* _Goal_: Extract every entry word for word.

* _Exercise data_:
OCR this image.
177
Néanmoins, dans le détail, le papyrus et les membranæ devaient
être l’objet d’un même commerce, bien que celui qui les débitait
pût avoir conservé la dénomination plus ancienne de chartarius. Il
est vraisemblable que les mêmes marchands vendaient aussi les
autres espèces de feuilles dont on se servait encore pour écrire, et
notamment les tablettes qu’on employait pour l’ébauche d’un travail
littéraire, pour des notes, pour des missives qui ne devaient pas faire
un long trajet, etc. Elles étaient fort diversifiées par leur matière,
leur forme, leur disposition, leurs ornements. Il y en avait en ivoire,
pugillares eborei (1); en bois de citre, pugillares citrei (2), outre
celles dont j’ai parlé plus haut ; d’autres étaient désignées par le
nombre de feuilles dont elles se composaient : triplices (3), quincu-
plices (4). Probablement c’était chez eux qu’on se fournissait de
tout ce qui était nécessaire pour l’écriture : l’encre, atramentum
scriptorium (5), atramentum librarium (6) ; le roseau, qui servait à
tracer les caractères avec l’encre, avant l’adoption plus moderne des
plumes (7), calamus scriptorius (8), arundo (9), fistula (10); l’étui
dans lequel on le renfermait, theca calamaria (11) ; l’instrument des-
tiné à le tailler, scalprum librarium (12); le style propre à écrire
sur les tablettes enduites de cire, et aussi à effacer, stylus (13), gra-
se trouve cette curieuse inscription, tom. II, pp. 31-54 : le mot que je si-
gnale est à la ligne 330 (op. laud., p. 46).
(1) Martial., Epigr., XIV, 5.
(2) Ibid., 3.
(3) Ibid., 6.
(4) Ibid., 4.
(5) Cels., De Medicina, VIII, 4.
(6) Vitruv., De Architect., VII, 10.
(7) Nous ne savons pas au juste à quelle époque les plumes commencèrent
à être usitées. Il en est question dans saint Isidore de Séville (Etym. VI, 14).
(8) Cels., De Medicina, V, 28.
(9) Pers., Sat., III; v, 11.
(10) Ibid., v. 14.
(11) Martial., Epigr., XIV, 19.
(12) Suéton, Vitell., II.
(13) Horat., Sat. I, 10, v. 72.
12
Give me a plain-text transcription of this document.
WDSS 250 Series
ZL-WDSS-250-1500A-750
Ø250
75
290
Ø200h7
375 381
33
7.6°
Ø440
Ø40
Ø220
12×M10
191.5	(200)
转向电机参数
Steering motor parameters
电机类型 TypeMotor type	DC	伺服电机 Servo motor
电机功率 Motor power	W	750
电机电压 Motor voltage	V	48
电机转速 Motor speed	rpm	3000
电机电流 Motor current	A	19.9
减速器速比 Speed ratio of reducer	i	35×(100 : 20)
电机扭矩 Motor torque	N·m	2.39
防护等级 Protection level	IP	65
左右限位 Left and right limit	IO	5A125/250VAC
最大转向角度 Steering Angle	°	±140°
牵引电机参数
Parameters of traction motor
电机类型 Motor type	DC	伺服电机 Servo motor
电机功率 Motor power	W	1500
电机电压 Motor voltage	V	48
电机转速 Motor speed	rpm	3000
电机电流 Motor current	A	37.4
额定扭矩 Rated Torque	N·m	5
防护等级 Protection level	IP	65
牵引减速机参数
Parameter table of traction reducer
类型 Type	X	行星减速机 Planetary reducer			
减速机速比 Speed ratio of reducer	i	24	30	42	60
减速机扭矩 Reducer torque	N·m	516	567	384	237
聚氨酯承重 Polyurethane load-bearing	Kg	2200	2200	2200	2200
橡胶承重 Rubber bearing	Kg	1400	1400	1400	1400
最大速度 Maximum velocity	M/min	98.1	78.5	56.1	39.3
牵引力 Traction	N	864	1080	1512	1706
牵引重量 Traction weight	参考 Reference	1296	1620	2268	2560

* _Task solution_:
OCR this image.
177
Néanmoins, dans le détail, le papyrus et les membranæ devaient
être l’objet d’un même commerce, bien que celui qui les débitait
pût avoir conservé la dénomination plus ancienne de chartarius. Il
est vraisemblable que les mêmes marchands vendaient aussi les
autres espèces de feuilles dont on se servait encore pour écrire, et
notamment les tablettes qu’on employait pour l’ébauche d’un travail
littéraire, pour des notes, pour des missives qui ne devaient pas faire
un long trajet, etc. Elles étaient fort diversifiées par leur matière,
leur forme, leur disposition, leurs ornements. Il y en avait en ivoire,
pugillares eborei (1); en bois de citre, pugillares citrei (2), outre
celles dont j’ai parlé plus haut ; d’autres étaient désignées par le
nombre de feuilles dont elles se composaient : triplices (3), quincu-
plices (4). Probablement c’était chez eux qu’on se fournissait de
tout ce qui était nécessaire pour l’écriture : l’encre, atramentum
scriptorium (5), atramentum librarium (6) ; le roseau, qui servait à
tracer les caractères avec l’encre, avant l’adoption plus moderne des
plumes (7), calamus scriptorius (8), arundo (9), fistula (10); l’étui
dans lequel on le renfermait, theca calamaria (11) ; l’instrument des-
tiné à le tailler, scalprum librarium (12); le style propre à écrire
sur les tablettes enduites de cire, et aussi à effacer, stylus (13), gra-
se trouve cette curieuse inscription, tom. II, pp. 31-54 : le mot que je si-
gnale est à la ligne 330 (op. laud., p. 46).
(1) Martial., Epigr., XIV, 5.
(2) Ibid., 3.
(3) Ibid., 6.
(4) Ibid., 4.
(5) Cels., De Medicina, VIII, 4.
(6) Vitruv., De Architect., VII, 10.
(7) Nous ne savons pas au juste à quelle époque les plumes commencèrent
à être usitées. Il en est question dans saint Isidore de Séville (Etym. VI, 14).
(8) Cels., De Medicina, V, 28.
(9) Pers., Sat., III; v, 11.
(10) Ibid., v. 14.
(11) Martial., Epigr., XIV, 19.
(12) Suéton, Vitell., II.
(13) Horat., Sat. I, 10, v. 72.
12
Give me a plain-text transcription of this document.
WDSS 250 Series
ZL-WDSS-250-1500A-750
Ø250
75
290
Ø200h7
375 381
33
7.6°
Ø440
Ø40
Ø220
12×M10
191.5	(200)
转向电机参数
Steering motor parameters
电机类型 TypeMotor type	DC	伺服电机 Servo motor
电机功率 Motor power	W	750
电机电压 Motor voltage	V	48
电机转速 Motor speed	rpm	3000
电机电流 Motor current	A	19.9
减速器速比 Speed ratio of reducer	i	35×(100 : 20)
电机扭矩 Motor torque	N·m	2.39
防护等级 Protection level	IP	65
左右限位 Left and right limit	IO	5A125/250VAC
最大转向角度 Steering Angle	°	±140°
牵引电机参数
Parameters of traction motor
电机类型 Motor type	DC	伺服电机 Servo motor
电机功率 Motor power	W	1500
电机电压 Motor voltage	V	48
电机转速 Motor speed	rpm	3000
电机电流 Motor current	A	37.4
额定扭矩 Rated Torque	N·m	5
防护等级 Protection level	IP	65
牵引减速机参数
Parameter table of traction reducer
类型 Type	X	行星减速机 Planetary reducer			
减速机速比 Speed ratio of reducer	i	24	30	42	60
减速机扭矩 Reducer torque	N·m	516	567	384	237
聚氨酯承重 Polyurethane load-bearing	Kg	2200	2200	2200	2200
橡胶承重 Rubber bearing	Kg	1400	1400	1400	1400
最大速度 Maximum velocity	M/min	98.1	78.5	56.1	39.3
牵引力 Traction	N	864	1080	1512	1706
牵引重量 Traction weight	参考 Reference	1296	1620	2268	2560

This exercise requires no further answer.